Recorded data:
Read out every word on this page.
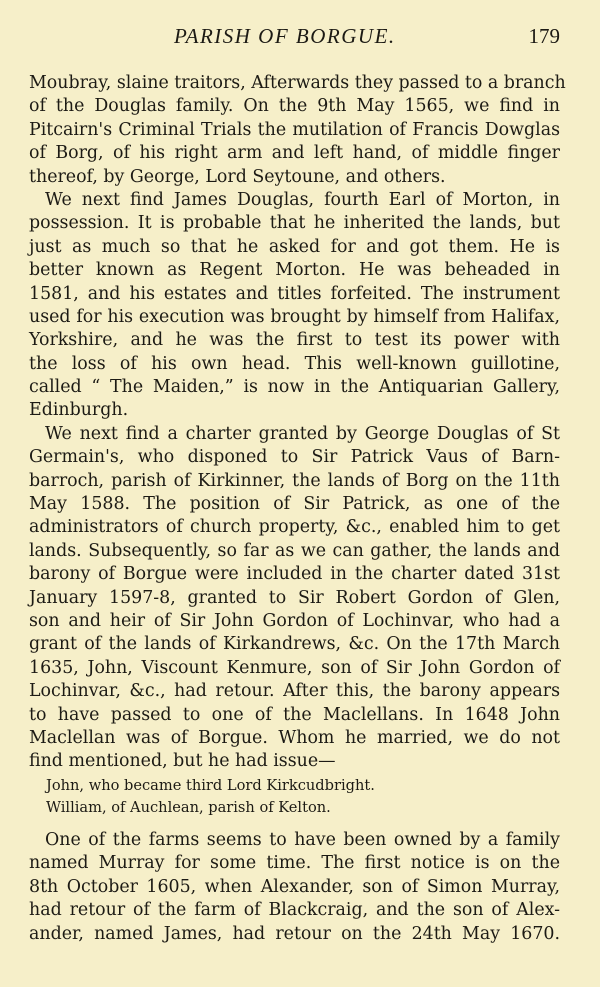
PARISH OF BORGUE.	179
Moubray, slaine traitors, Afterwards they passed to a branch
of the Douglas family. On the 9th May 1565, we find in
Pitcairn's Criminal Trials the mutilation of Francis Dowglas
of Borg, of his right arm and left hand, of middle finger
thereof, by George, Lord Seytoune, and others.
We next find James Douglas, fourth Earl of Morton, in
possession. It is probable that he inherited the lands, but
just as much so that he asked for and got them. He is
better known as Regent Morton. He was beheaded in
1581, and his estates and titles forfeited. The instrument
used for his execution was brought by himself from Halifax,
Yorkshire, and he was the first to test its power with
the loss of his own head. This well-known guillotine,
called “ The Maiden,” is now in the Antiquarian Gallery,
Edinburgh.
We next find a charter granted by George Douglas of St
Germain's, who disponed to Sir Patrick Vaus of Barn-
barroch, parish of Kirkinner, the lands of Borg on the 11th
May 1588. The position of Sir Patrick, as one of the
administrators of church property, &c., enabled him to get
lands. Subsequently, so far as we can gather, the lands and
barony of Borgue were included in the charter dated 31st
January 1597-8, granted to Sir Robert Gordon of Glen,
son and heir of Sir John Gordon of Lochinvar, who had a
grant of the lands of Kirkandrews, &c. On the 17th March
1635, John, Viscount Kenmure, son of Sir John Gordon of
Lochinvar, &c., had retour. After this, the barony appears
to have passed to one of the Maclellans. In 1648 John
Maclellan was of Borgue. Whom he married, we do not
find mentioned, but he had issue—
John, who became third Lord Kirkcudbright.
William, of Auchlean, parish of Kelton.
One of the farms seems to have been owned by a family
named Murray for some time. The first notice is on the
8th October 1605, when Alexander, son of Simon Murray,
had retour of the farm of Blackcraig, and the son of Alex-
ander, named James, had retour on the 24th May 1670.
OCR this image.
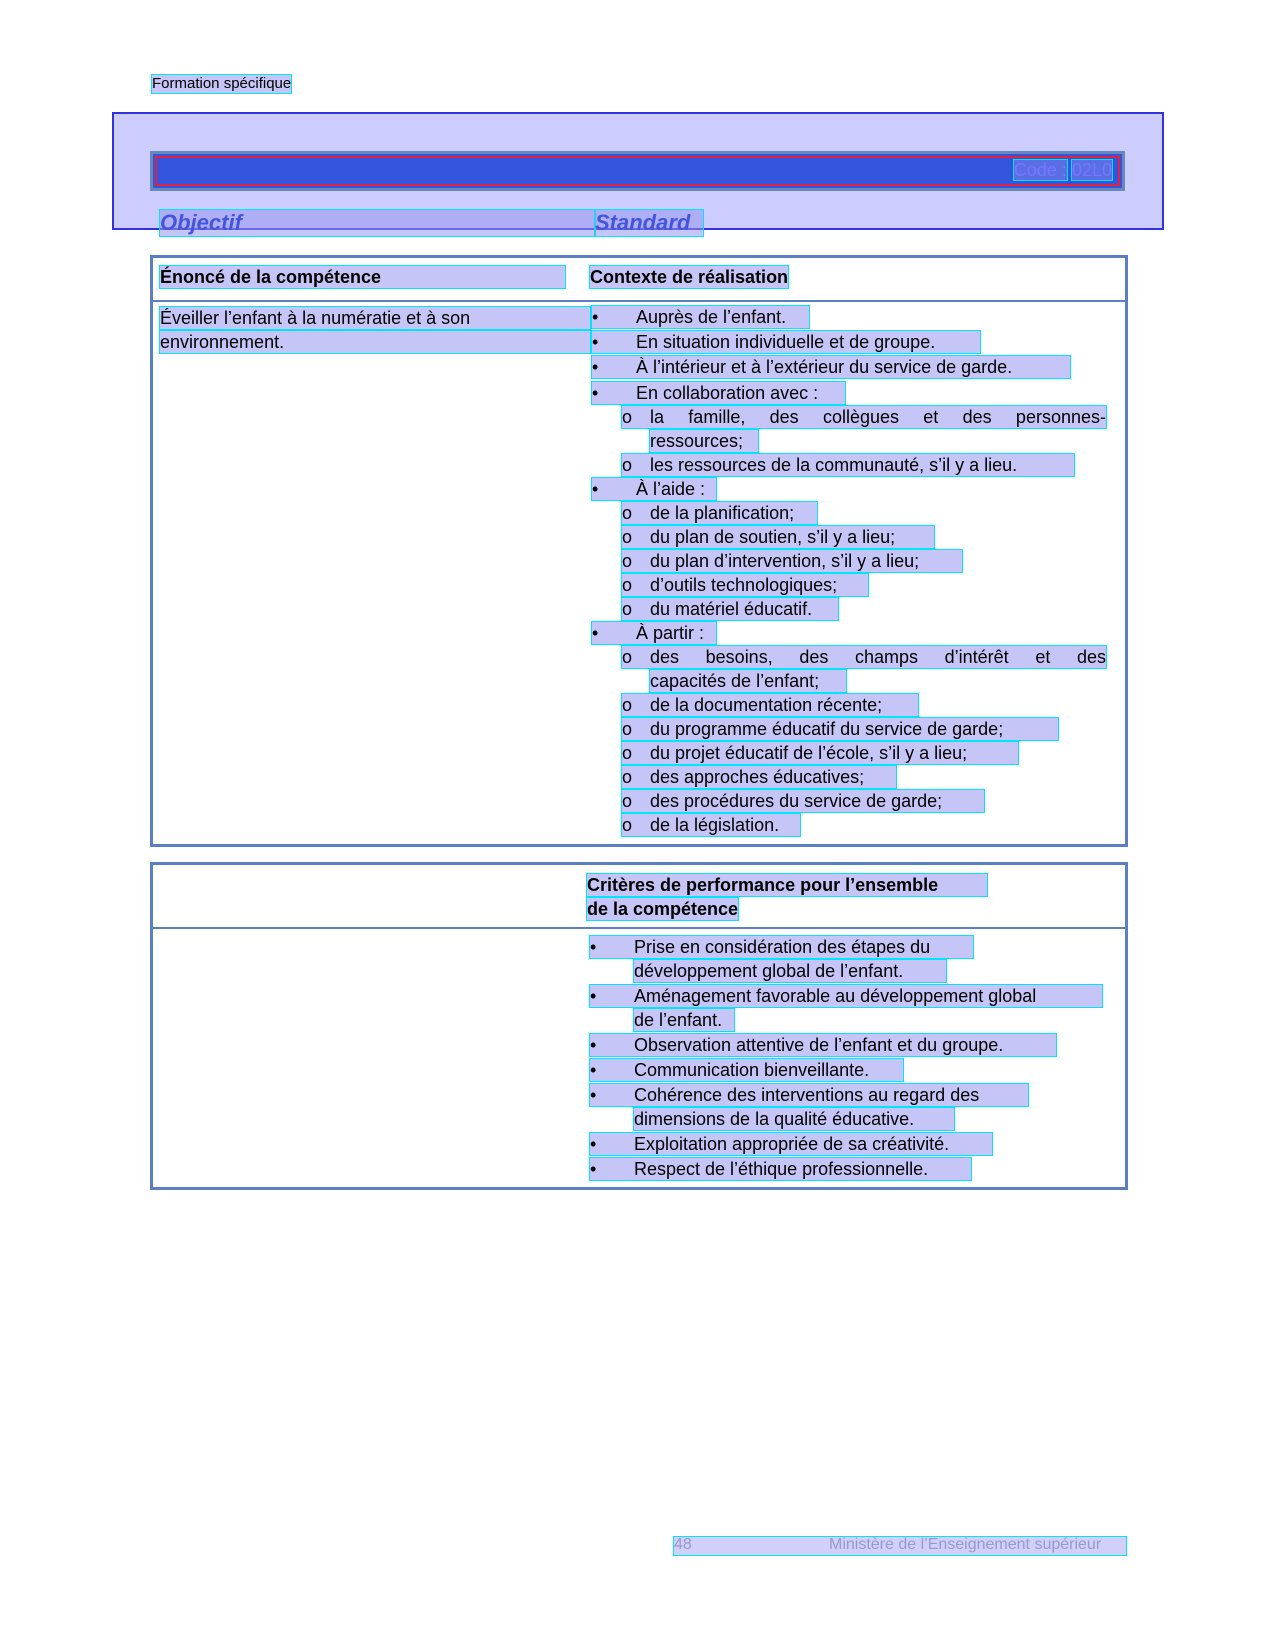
Formation spécifique
Code : 02L0
Objectif	Standard
Énoncé de la compétence	Contexte de réalisation
Éveiller l’enfant à la numératie et à son
environnement.
• Auprès de l’enfant.
• En situation individuelle et de groupe.
• À l’intérieur et à l’extérieur du service de garde.
• En collaboration avec :
o la famille, des collègues et des personnes-
ressources;
o les ressources de la communauté, s’il y a lieu.
• À l’aide :
o de la planification;
o du plan de soutien, s’il y a lieu;
o du plan d’intervention, s’il y a lieu;
o d’outils technologiques;
o du matériel éducatif.
• À partir :
o des besoins, des champs d’intérêt et des
capacités de l’enfant;
o de la documentation récente;
o du programme éducatif du service de garde;
o du projet éducatif de l’école, s’il y a lieu;
o des approches éducatives;
o des procédures du service de garde;
o de la législation.
Critères de performance pour l’ensemble
de la compétence
• Prise en considération des étapes du
développement global de l’enfant.
• Aménagement favorable au développement global
de l’enfant.
• Observation attentive de l’enfant et du groupe.
• Communication bienveillante.
• Cohérence des interventions au regard des
dimensions de la qualité éducative.
• Exploitation appropriée de sa créativité.
• Respect de l’éthique professionnelle.
48	Ministère de l’Enseignement supérieur
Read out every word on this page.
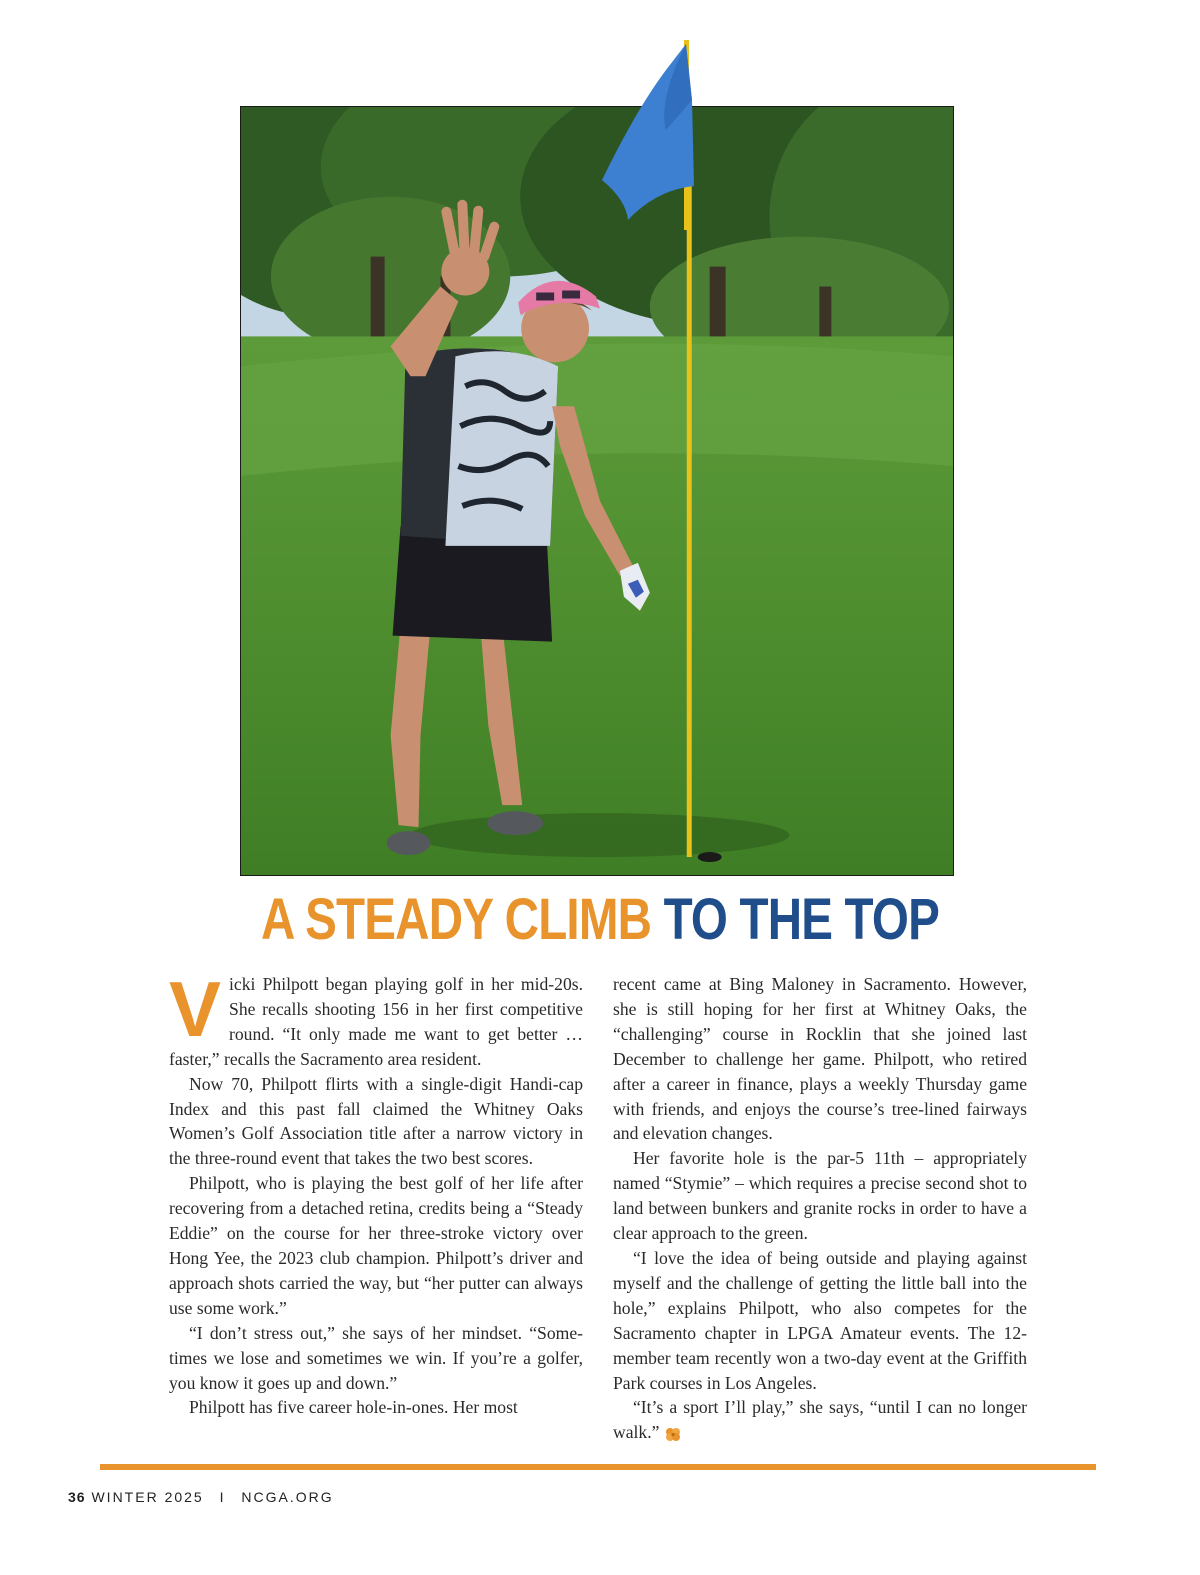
A STEADY CLIMB TO THE TOP

Vicki Philpott began playing golf in her mid-20s. She recalls shooting 156 in her first competitive round. “It only made me want to get better … faster,” recalls the Sacramento area resident.

Now 70, Philpott flirts with a single-digit Handi-cap Index and this past fall claimed the Whitney Oaks Women’s Golf Association title after a narrow victory in the three-round event that takes the two best scores.

Philpott, who is playing the best golf of her life after recovering from a detached retina, credits being a “Steady Eddie” on the course for her three-stroke victory over Hong Yee, the 2023 club champion. Philpott’s driver and approach shots carried the way, but “her putter can always use some work.”

“I don’t stress out,” she says of her mindset. “Some-times we lose and sometimes we win. If you’re a golfer, you know it goes up and down.”

Philpott has five career hole-in-ones. Her most

recent came at Bing Maloney in Sacramento. However, she is still hoping for her first at Whitney Oaks, the “challenging” course in Rocklin that she joined last December to challenge her game. Philpott, who retired after a career in finance, plays a weekly Thursday game with friends, and enjoys the course’s tree-lined fairways and elevation changes.

Her favorite hole is the par-5 11th – appropriately named “Stymie” – which requires a precise second shot to land between bunkers and granite rocks in order to have a clear approach to the green.

“I love the idea of being outside and playing against myself and the challenge of getting the little ball into the hole,” explains Philpott, who also competes for the Sacramento chapter in LPGA Amateur events. The 12-member team recently won a two-day event at the Griffith Park courses in Los Angeles.

“It’s a sport I’ll play,” she says, “until I can no longer walk.”

36 WINTER 2025 I NCGA.ORG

■ What you have to do: Reproduce every record word for word. The copy must contain no pictures.

■ In response:
Read out every word on this page.
PARISH OF BORGUE.	179
Moubray, slaine traitors, Afterwards they passed to a branch
of the Douglas family. On the 9th May 1565, we find in
Pitcairn's Criminal Trials the mutilation of Francis Dowglas
of Borg, of his right arm and left hand, of middle finger
thereof, by George, Lord Seytoune, and others.
We next find James Douglas, fourth Earl of Morton, in
possession. It is probable that he inherited the lands, but
just as much so that he asked for and got them. He is
better known as Regent Morton. He was beheaded in
1581, and his estates and titles forfeited. The instrument
used for his execution was brought by himself from Halifax,
Yorkshire, and he was the first to test its power with
the loss of his own head. This well-known guillotine,
called “ The Maiden,” is now in the Antiquarian Gallery,
Edinburgh.
We next find a charter granted by George Douglas of St
Germain's, who disponed to Sir Patrick Vaus of Barn-
barroch, parish of Kirkinner, the lands of Borg on the 11th
May 1588. The position of Sir Patrick, as one of the
administrators of church property, &c., enabled him to get
lands. Subsequently, so far as we can gather, the lands and
barony of Borgue were included in the charter dated 31st
January 1597-8, granted to Sir Robert Gordon of Glen,
son and heir of Sir John Gordon of Lochinvar, who had a
grant of the lands of Kirkandrews, &c. On the 17th March
1635, John, Viscount Kenmure, son of Sir John Gordon of
Lochinvar, &c., had retour. After this, the barony appears
to have passed to one of the Maclellans. In 1648 John
Maclellan was of Borgue. Whom he married, we do not
find mentioned, but he had issue—
John, who became third Lord Kirkcudbright.
William, of Auchlean, parish of Kelton.
One of the farms seems to have been owned by a family
named Murray for some time. The first notice is on the
8th October 1605, when Alexander, son of Simon Murray,
had retour of the farm of Blackcraig, and the son of Alex-
ander, named James, had retour on the 24th May 1670.
OCR this image.
Formation spécifique
Code : 02L0
Objectif	Standard
Énoncé de la compétence	Contexte de réalisation
Éveiller l’enfant à la numératie et à son
environnement.
• Auprès de l’enfant.
• En situation individuelle et de groupe.
• À l’intérieur et à l’extérieur du service de garde.
• En collaboration avec :
o la famille, des collègues et des personnes-
ressources;
o les ressources de la communauté, s’il y a lieu.
• À l’aide :
o de la planification;
o du plan de soutien, s’il y a lieu;
o du plan d’intervention, s’il y a lieu;
o d’outils technologiques;
o du matériel éducatif.
• À partir :
o des besoins, des champs d’intérêt et des
capacités de l’enfant;
o de la documentation récente;
o du programme éducatif du service de garde;
o du projet éducatif de l’école, s’il y a lieu;
o des approches éducatives;
o des procédures du service de garde;
o de la législation.
Critères de performance pour l’ensemble
de la compétence
• Prise en considération des étapes du
développement global de l’enfant.
• Aménagement favorable au développement global
de l’enfant.
• Observation attentive de l’enfant et du groupe.
• Communication bienveillante.
• Cohérence des interventions au regard des
dimensions de la qualité éducative.
• Exploitation appropriée de sa créativité.
• Respect de l’éthique professionnelle.
48	Ministère de l’Enseignement supérieur
Read out every word on this page.
A STEADY CLIMB TO THE TOP

Vicki Philpott began playing golf in her mid-20s. She recalls shooting 156 in her first competitive round. “It only made me want to get better … faster,” recalls the Sacramento area resident.

Now 70, Philpott flirts with a single-digit Handi-cap Index and this past fall claimed the Whitney Oaks Women’s Golf Association title after a narrow victory in the three-round event that takes the two best scores.

Philpott, who is playing the best golf of her life after recovering from a detached retina, credits being a “Steady Eddie” on the course for her three-stroke victory over Hong Yee, the 2023 club champion. Philpott’s driver and approach shots carried the way, but “her putter can always use some work.”

“I don’t stress out,” she says of her mindset. “Some-times we lose and sometimes we win. If you’re a golfer, you know it goes up and down.”

Philpott has five career hole-in-ones. Her most

recent came at Bing Maloney in Sacramento. However, she is still hoping for her first at Whitney Oaks, the “challenging” course in Rocklin that she joined last December to challenge her game. Philpott, who retired after a career in finance, plays a weekly Thursday game with friends, and enjoys the course’s tree-lined fairways and elevation changes.

Her favorite hole is the par-5 11th – appropriately named “Stymie” – which requires a precise second shot to land between bunkers and granite rocks in order to have a clear approach to the green.

“I love the idea of being outside and playing against myself and the challenge of getting the little ball into the hole,” explains Philpott, who also competes for the Sacramento chapter in LPGA Amateur events. The 12-member team recently won a two-day event at the Griffith Park courses in Los Angeles.

“It’s a sport I’ll play,” she says, “until I can no longer walk.”

36 WINTER 2025 I NCGA.ORG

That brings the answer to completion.